**Requirement**
All entries must be given again in full, exactly as they were supplied.

───── Working data ─────

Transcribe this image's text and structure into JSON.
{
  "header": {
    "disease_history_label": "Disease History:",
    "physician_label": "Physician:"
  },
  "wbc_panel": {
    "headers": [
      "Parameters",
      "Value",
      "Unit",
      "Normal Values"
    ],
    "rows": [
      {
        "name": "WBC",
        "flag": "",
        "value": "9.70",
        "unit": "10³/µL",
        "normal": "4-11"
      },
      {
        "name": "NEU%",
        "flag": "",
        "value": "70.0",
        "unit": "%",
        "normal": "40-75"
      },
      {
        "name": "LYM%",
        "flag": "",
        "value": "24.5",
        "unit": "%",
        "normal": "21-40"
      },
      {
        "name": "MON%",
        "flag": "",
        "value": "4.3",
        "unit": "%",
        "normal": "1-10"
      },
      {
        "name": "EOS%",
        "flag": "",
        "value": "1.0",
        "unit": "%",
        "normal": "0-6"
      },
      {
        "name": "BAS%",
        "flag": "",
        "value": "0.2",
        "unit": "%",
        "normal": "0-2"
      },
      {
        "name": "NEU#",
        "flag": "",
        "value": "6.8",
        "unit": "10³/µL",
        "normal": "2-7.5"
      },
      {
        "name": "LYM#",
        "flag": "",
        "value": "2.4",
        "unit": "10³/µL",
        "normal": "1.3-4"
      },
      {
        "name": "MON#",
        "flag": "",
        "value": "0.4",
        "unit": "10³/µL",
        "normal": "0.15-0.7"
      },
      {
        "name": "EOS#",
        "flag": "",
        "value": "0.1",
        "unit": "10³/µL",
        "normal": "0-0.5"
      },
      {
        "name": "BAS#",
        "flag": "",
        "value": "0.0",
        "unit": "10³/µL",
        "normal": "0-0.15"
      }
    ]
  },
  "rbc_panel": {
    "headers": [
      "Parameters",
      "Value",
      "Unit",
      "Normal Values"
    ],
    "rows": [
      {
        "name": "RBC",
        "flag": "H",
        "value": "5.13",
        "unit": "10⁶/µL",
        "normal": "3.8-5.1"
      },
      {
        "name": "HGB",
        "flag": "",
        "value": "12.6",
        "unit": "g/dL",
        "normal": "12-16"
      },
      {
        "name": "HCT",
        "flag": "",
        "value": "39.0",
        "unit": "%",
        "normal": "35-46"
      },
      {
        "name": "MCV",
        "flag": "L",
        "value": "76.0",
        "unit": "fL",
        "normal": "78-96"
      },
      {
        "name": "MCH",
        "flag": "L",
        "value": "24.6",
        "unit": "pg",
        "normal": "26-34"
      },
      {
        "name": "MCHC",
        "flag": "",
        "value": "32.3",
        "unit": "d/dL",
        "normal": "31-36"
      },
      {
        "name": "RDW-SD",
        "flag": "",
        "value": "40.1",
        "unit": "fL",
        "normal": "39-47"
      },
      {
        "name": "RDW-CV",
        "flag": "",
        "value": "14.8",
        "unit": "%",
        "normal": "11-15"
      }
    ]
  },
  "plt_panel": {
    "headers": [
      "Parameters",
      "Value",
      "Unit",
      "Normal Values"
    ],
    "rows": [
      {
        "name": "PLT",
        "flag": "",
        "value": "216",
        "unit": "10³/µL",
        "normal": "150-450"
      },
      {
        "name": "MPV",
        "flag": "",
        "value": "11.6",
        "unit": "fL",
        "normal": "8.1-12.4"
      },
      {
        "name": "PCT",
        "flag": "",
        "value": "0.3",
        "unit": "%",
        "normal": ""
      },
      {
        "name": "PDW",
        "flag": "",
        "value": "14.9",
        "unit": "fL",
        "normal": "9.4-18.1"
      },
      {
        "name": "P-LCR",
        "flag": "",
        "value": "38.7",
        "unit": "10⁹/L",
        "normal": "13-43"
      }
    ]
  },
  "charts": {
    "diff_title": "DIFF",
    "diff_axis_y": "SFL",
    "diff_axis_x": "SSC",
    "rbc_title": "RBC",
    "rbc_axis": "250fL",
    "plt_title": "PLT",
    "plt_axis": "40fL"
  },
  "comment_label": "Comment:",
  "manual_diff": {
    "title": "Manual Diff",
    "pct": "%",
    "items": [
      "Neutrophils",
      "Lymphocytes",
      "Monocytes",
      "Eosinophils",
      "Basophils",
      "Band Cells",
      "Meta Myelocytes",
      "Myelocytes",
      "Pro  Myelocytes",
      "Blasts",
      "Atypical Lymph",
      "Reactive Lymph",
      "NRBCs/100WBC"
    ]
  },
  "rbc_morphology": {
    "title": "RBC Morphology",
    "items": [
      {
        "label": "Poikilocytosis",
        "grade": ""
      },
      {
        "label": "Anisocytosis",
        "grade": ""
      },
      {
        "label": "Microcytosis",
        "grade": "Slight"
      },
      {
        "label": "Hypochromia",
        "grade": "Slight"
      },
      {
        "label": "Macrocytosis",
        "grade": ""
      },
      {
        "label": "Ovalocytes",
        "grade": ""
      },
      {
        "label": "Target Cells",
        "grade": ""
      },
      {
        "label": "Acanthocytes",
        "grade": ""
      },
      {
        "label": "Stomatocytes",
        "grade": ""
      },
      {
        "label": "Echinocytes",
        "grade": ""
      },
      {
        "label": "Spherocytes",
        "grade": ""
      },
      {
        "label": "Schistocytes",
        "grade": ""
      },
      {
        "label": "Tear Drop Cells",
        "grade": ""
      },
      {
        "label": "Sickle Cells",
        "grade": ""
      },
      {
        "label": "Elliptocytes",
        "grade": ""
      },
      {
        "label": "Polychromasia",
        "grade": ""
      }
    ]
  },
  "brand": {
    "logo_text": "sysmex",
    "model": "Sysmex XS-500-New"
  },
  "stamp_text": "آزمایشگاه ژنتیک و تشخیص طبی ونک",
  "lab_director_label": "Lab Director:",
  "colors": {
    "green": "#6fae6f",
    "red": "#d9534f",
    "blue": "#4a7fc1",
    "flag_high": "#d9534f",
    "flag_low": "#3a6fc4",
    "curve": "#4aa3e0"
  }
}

─────

**Expected answer**
Transcribe this image's text and structure into JSON.
{
  "header": {
    "disease_history_label": "Disease History:",
    "physician_label": "Physician:"
  },
  "wbc_panel": {
    "headers": [
      "Parameters",
      "Value",
      "Unit",
      "Normal Values"
    ],
    "rows": [
      {
        "name": "WBC",
        "flag": "",
        "value": "9.70",
        "unit": "10³/µL",
        "normal": "4-11"
      },
      {
        "name": "NEU%",
        "flag": "",
        "value": "70.0",
        "unit": "%",
        "normal": "40-75"
      },
      {
        "name": "LYM%",
        "flag": "",
        "value": "24.5",
        "unit": "%",
        "normal": "21-40"
      },
      {
        "name": "MON%",
        "flag": "",
        "value": "4.3",
        "unit": "%",
        "normal": "1-10"
      },
      {
        "name": "EOS%",
        "flag": "",
        "value": "1.0",
        "unit": "%",
        "normal": "0-6"
      },
      {
        "name": "BAS%",
        "flag": "",
        "value": "0.2",
        "unit": "%",
        "normal": "0-2"
      },
      {
        "name": "NEU#",
        "flag": "",
        "value": "6.8",
        "unit": "10³/µL",
        "normal": "2-7.5"
      },
      {
        "name": "LYM#",
        "flag": "",
        "value": "2.4",
        "unit": "10³/µL",
        "normal": "1.3-4"
      },
      {
        "name": "MON#",
        "flag": "",
        "value": "0.4",
        "unit": "10³/µL",
        "normal": "0.15-0.7"
      },
      {
        "name": "EOS#",
        "flag": "",
        "value": "0.1",
        "unit": "10³/µL",
        "normal": "0-0.5"
      },
      {
        "name": "BAS#",
        "flag": "",
        "value": "0.0",
        "unit": "10³/µL",
        "normal": "0-0.15"
      }
    ]
  },
  "rbc_panel": {
    "headers": [
      "Parameters",
      "Value",
      "Unit",
      "Normal Values"
    ],
    "rows": [
      {
        "name": "RBC",
        "flag": "H",
        "value": "5.13",
        "unit": "10⁶/µL",
        "normal": "3.8-5.1"
      },
      {
        "name": "HGB",
        "flag": "",
        "value": "12.6",
        "unit": "g/dL",
        "normal": "12-16"
      },
      {
        "name": "HCT",
        "flag": "",
        "value": "39.0",
        "unit": "%",
        "normal": "35-46"
      },
      {
        "name": "MCV",
        "flag": "L",
        "value": "76.0",
        "unit": "fL",
        "normal": "78-96"
      },
      {
        "name": "MCH",
        "flag": "L",
        "value": "24.6",
        "unit": "pg",
        "normal": "26-34"
      },
      {
        "name": "MCHC",
        "flag": "",
        "value": "32.3",
        "unit": "d/dL",
        "normal": "31-36"
      },
      {
        "name": "RDW-SD",
        "flag": "",
        "value": "40.1",
        "unit": "fL",
        "normal": "39-47"
      },
      {
        "name": "RDW-CV",
        "flag": "",
        "value": "14.8",
        "unit": "%",
        "normal": "11-15"
      }
    ]
  },
  "plt_panel": {
    "headers": [
      "Parameters",
      "Value",
      "Unit",
      "Normal Values"
    ],
    "rows": [
      {
        "name": "PLT",
        "flag": "",
        "value": "216",
        "unit": "10³/µL",
        "normal": "150-450"
      },
      {
        "name": "MPV",
        "flag": "",
        "value": "11.6",
        "unit": "fL",
        "normal": "8.1-12.4"
      },
      {
        "name": "PCT",
        "flag": "",
        "value": "0.3",
        "unit": "%",
        "normal": ""
      },
      {
        "name": "PDW",
        "flag": "",
        "value": "14.9",
        "unit": "fL",
        "normal": "9.4-18.1"
      },
      {
        "name": "P-LCR",
        "flag": "",
        "value": "38.7",
        "unit": "10⁹/L",
        "normal": "13-43"
      }
    ]
  },
  "charts": {
    "diff_title": "DIFF",
    "diff_axis_y": "SFL",
    "diff_axis_x": "SSC",
    "rbc_title": "RBC",
    "rbc_axis": "250fL",
    "plt_title": "PLT",
    "plt_axis": "40fL"
  },
  "comment_label": "Comment:",
  "manual_diff": {
    "title": "Manual Diff",
    "pct": "%",
    "items": [
      "Neutrophils",
      "Lymphocytes",
      "Monocytes",
      "Eosinophils",
      "Basophils",
      "Band Cells",
      "Meta Myelocytes",
      "Myelocytes",
      "Pro  Myelocytes",
      "Blasts",
      "Atypical Lymph",
      "Reactive Lymph",
      "NRBCs/100WBC"
    ]
  },
  "rbc_morphology": {
    "title": "RBC Morphology",
    "items": [
      {
        "label": "Poikilocytosis",
        "grade": ""
      },
      {
        "label": "Anisocytosis",
        "grade": ""
      },
      {
        "label": "Microcytosis",
        "grade": "Slight"
      },
      {
        "label": "Hypochromia",
        "grade": "Slight"
      },
      {
        "label": "Macrocytosis",
        "grade": ""
      },
      {
        "label": "Ovalocytes",
        "grade": ""
      },
      {
        "label": "Target Cells",
        "grade": ""
      },
      {
        "label": "Acanthocytes",
        "grade": ""
      },
      {
        "label": "Stomatocytes",
        "grade": ""
      },
      {
        "label": "Echinocytes",
        "grade": ""
      },
      {
        "label": "Spherocytes",
        "grade": ""
      },
      {
        "label": "Schistocytes",
        "grade": ""
      },
      {
        "label": "Tear Drop Cells",
        "grade": ""
      },
      {
        "label": "Sickle Cells",
        "grade": ""
      },
      {
        "label": "Elliptocytes",
        "grade": ""
      },
      {
        "label": "Polychromasia",
        "grade": ""
      }
    ]
  },
  "brand": {
    "logo_text": "sysmex",
    "model": "Sysmex XS-500-New"
  },
  "stamp_text": "آزمایشگاه ژنتیک و تشخیص طبی ونک",
  "lab_director_label": "Lab Director:",
  "colors": {
    "green": "#6fae6f",
    "red": "#d9534f",
    "blue": "#4a7fc1",
    "flag_high": "#d9534f",
    "flag_low": "#3a6fc4",
    "curve": "#4aa3e0"
  }
}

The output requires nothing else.